» **Work to do**
Of all the lines in the material, how many contain the word "anomalous"? State the number alone.

-- Data for this task start --

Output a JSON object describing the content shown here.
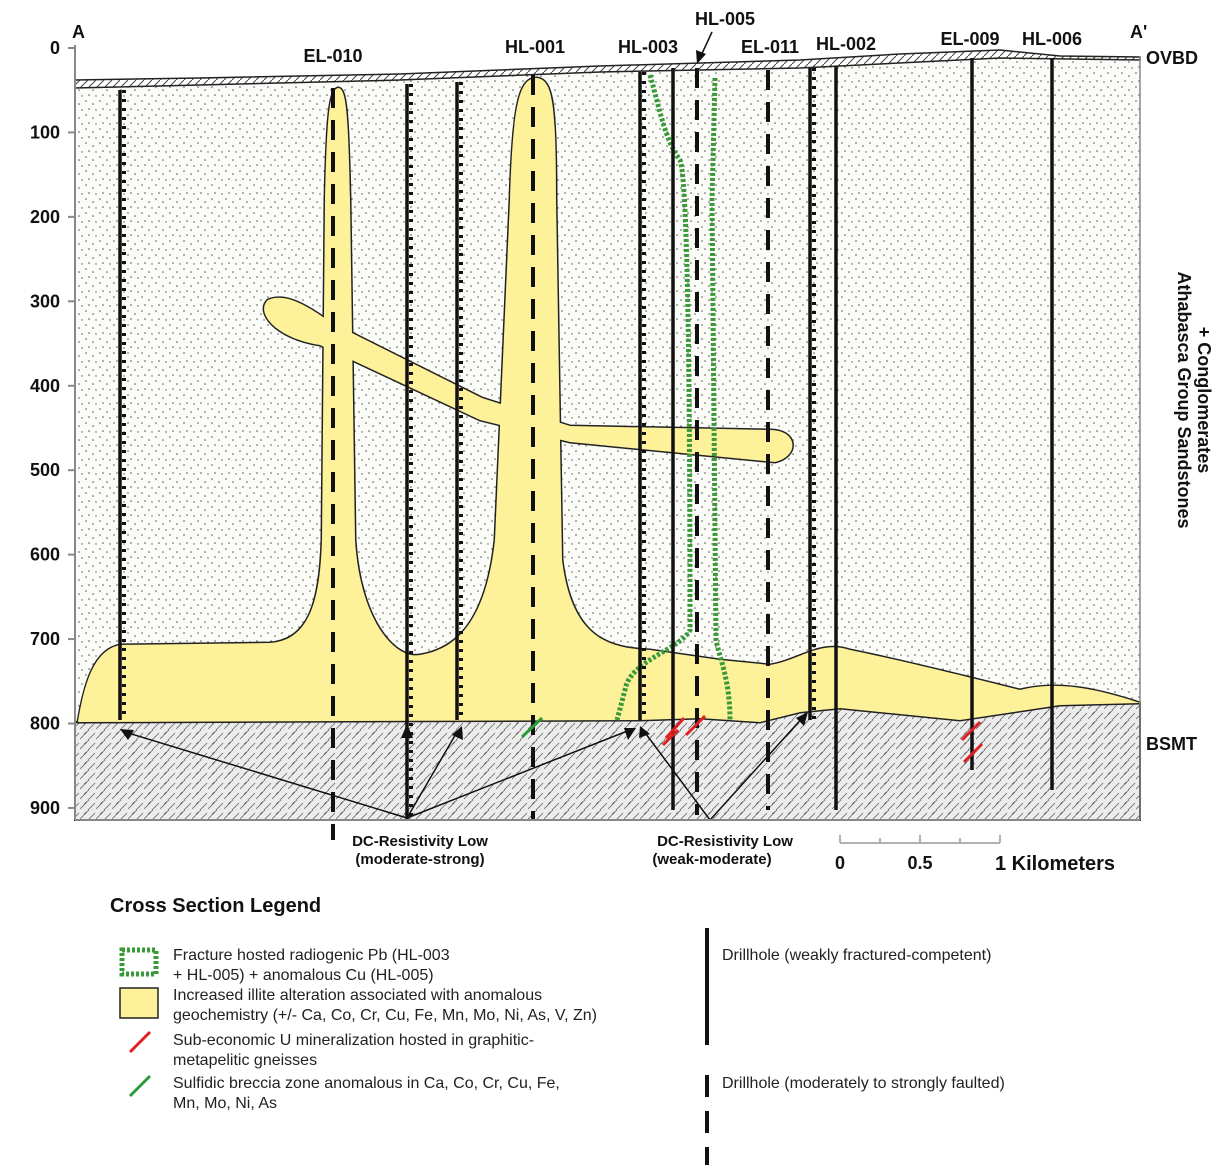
{
  "section": {
    "left_end": "A",
    "right_end": "A'",
    "top_unit": "OVBD",
    "main_unit_line1": "Athabasca Group Sandstones",
    "main_unit_line2": "+ Conglomerates",
    "bottom_unit": "BSMT",
    "depth_ticks": [
      0,
      100,
      200,
      300,
      400,
      500,
      600,
      700,
      800,
      900
    ],
    "drillholes": [
      "EL-010",
      "HL-001",
      "HL-003",
      "HL-005",
      "EL-011",
      "HL-002",
      "EL-009",
      "HL-006"
    ],
    "annotations": [
      {
        "line1": "DC-Resistivity Low",
        "line2": "(moderate-strong)"
      },
      {
        "line1": "DC-Resistivity Low",
        "line2": "(weak-moderate)"
      }
    ],
    "scale_bar": {
      "labels": [
        0,
        0.5
      ],
      "end_label": "1 Kilometers"
    }
  },
  "legend": {
    "title": "Cross Section Legend",
    "items": [
      [
        "Fracture hosted radiogenic Pb (HL-003",
        "+ HL-005) + anomalous Cu (HL-005)"
      ],
      [
        "Increased illite alteration associated with anomalous",
        "geochemistry (+/- Ca, Co, Cr, Cu, Fe, Mn, Mo, Ni, As, V, Zn)"
      ],
      [
        "Sub-economic U mineralization hosted in graphitic-",
        "metapelitic gneisses"
      ],
      [
        "Sulfidic breccia zone anomalous in Ca, Co, Cr, Cu, Fe,",
        "Mn, Mo, Ni, As"
      ],
      [
        "Drillhole (weakly fractured-competent)"
      ],
      [
        "Drillhole (moderately to strongly faulted)"
      ]
    ]
  }
}
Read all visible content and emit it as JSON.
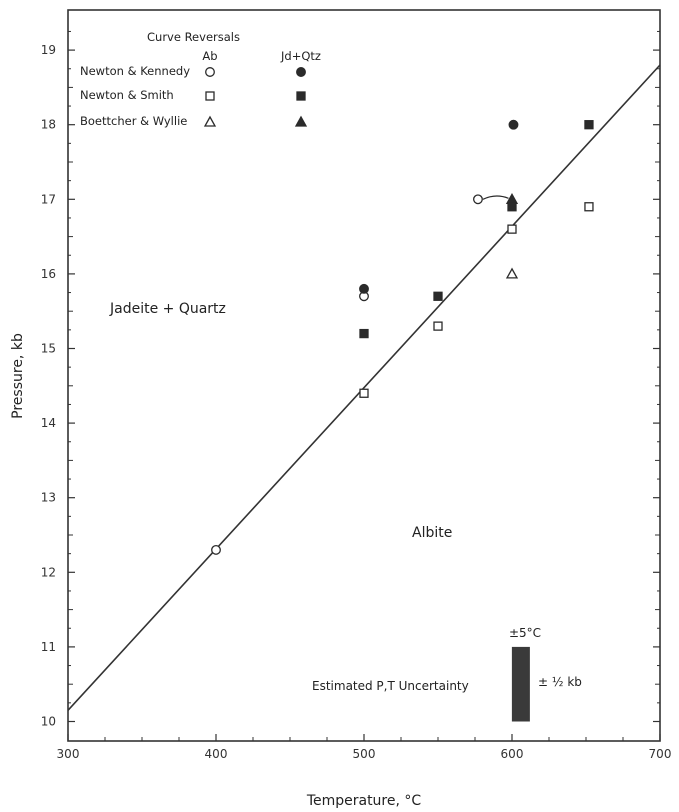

-- Data for this task end --

» **Correct result**
3